PROBLEM STATEMENT -
Swap "beaker" for "flask" in the lines starting at the first line and ending at the line containing "beaker-yellow-icon (332, 612, 524, 840)", and give those lines again with nothing else changed.

──────── EXTRACTED INFORMATION ────────

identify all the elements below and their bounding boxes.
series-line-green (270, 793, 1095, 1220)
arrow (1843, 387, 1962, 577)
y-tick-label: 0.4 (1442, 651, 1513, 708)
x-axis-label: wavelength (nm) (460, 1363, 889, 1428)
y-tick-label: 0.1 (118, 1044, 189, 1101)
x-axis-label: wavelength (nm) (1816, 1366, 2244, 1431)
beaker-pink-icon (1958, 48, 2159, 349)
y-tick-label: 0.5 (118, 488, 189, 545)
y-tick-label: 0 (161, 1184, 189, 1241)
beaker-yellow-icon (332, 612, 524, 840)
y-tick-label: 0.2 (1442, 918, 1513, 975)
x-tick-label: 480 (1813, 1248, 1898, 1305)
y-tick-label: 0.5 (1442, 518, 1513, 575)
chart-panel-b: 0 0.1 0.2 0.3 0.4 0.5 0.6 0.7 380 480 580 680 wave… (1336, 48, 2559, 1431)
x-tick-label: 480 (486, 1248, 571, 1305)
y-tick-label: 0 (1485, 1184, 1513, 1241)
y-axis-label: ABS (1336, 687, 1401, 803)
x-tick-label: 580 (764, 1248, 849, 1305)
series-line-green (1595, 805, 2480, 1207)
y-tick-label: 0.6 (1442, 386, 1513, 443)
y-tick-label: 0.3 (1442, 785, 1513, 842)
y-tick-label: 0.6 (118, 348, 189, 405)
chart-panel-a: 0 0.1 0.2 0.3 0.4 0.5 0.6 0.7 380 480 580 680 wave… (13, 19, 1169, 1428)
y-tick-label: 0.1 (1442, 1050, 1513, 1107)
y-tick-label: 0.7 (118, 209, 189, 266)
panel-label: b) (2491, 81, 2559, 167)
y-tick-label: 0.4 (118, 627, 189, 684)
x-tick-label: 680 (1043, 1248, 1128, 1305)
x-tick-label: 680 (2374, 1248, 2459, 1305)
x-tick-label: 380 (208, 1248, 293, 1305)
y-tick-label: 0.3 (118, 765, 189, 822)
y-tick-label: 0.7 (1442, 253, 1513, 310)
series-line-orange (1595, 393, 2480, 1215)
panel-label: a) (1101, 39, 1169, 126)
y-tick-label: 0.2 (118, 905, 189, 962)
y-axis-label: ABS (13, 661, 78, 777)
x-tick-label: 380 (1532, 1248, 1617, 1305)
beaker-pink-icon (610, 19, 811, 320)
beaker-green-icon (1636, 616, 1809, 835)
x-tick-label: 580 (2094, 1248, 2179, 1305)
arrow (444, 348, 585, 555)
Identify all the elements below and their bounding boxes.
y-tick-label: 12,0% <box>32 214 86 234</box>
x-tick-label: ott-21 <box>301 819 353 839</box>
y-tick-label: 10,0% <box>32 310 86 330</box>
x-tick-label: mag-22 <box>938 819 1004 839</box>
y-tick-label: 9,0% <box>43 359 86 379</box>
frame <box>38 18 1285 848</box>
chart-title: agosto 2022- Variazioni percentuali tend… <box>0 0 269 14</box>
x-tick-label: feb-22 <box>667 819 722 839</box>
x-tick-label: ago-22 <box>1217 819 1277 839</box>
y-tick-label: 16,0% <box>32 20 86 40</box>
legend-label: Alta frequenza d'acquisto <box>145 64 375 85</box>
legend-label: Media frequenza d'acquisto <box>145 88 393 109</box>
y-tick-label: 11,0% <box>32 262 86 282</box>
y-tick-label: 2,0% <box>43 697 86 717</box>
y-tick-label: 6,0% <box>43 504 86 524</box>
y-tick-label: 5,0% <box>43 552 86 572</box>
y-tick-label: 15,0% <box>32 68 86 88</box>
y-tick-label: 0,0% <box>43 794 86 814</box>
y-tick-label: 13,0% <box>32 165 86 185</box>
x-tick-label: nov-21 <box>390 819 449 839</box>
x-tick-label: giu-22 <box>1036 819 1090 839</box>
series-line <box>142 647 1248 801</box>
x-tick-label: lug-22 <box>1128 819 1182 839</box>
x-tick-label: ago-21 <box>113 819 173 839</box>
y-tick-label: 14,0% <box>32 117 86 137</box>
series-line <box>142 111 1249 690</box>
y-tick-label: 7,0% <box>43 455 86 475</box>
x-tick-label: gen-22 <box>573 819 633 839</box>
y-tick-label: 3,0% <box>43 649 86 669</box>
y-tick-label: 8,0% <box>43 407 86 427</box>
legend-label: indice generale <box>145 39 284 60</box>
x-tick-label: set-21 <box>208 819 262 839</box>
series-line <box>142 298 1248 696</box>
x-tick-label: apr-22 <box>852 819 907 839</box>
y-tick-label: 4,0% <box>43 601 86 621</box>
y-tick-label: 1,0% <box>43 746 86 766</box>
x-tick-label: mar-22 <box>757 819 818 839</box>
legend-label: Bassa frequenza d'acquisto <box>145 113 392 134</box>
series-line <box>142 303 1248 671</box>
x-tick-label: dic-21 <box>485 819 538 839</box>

────────

RESULT OF THIS TASK -
identify all the elements below and their bounding boxes.
series-line-green (270, 793, 1095, 1220)
arrow (1843, 387, 1962, 577)
y-tick-label: 0.4 (1442, 651, 1513, 708)
x-axis-label: wavelength (nm) (460, 1363, 889, 1428)
y-tick-label: 0.1 (118, 1044, 189, 1101)
x-axis-label: wavelength (nm) (1816, 1366, 2244, 1431)
flask-pink-icon (1958, 48, 2159, 349)
y-tick-label: 0.5 (118, 488, 189, 545)
y-tick-label: 0 (161, 1184, 189, 1241)
flask-yellow-icon (332, 612, 524, 840)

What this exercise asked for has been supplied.